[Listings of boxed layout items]
◇ ◇ ◇

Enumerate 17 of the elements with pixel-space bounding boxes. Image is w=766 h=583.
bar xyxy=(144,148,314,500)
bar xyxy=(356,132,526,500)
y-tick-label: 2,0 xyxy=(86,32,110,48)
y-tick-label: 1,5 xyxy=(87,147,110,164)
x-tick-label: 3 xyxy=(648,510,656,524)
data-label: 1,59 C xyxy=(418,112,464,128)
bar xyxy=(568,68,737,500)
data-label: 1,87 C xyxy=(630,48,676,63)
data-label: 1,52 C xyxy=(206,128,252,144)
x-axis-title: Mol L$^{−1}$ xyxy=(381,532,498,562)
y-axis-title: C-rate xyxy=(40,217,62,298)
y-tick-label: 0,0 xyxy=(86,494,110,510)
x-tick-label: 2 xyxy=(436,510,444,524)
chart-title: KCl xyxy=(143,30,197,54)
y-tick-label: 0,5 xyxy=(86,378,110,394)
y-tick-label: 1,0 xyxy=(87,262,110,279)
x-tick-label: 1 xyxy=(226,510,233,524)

◇ ◇ ◇

→ Problem to solve: Reproduce these lines word for word.

→ In response:
Enumerate 17 of the elements with pixel-space bounding boxes. Image is w=766 h=583.
bar xyxy=(144,148,314,500)
bar xyxy=(356,132,526,500)
y-tick-label: 2,0 xyxy=(86,32,110,48)
y-tick-label: 1,5 xyxy=(87,147,110,164)
x-tick-label: 3 xyxy=(648,510,656,524)
data-label: 1,59 C xyxy=(418,112,464,128)
bar xyxy=(568,68,737,500)
data-label: 1,87 C xyxy=(630,48,676,63)
data-label: 1,52 C xyxy=(206,128,252,144)
x-axis-title: Mol L$^{−1}$ xyxy=(381,532,498,562)
y-axis-title: C-rate xyxy=(40,217,62,298)
y-tick-label: 0,0 xyxy=(86,494,110,510)
x-tick-label: 2 xyxy=(436,510,444,524)
chart-title: KCl xyxy=(143,30,197,54)
y-tick-label: 0,5 xyxy=(86,378,110,394)
y-tick-label: 1,0 xyxy=(87,262,110,279)
x-tick-label: 1 xyxy=(226,510,233,524)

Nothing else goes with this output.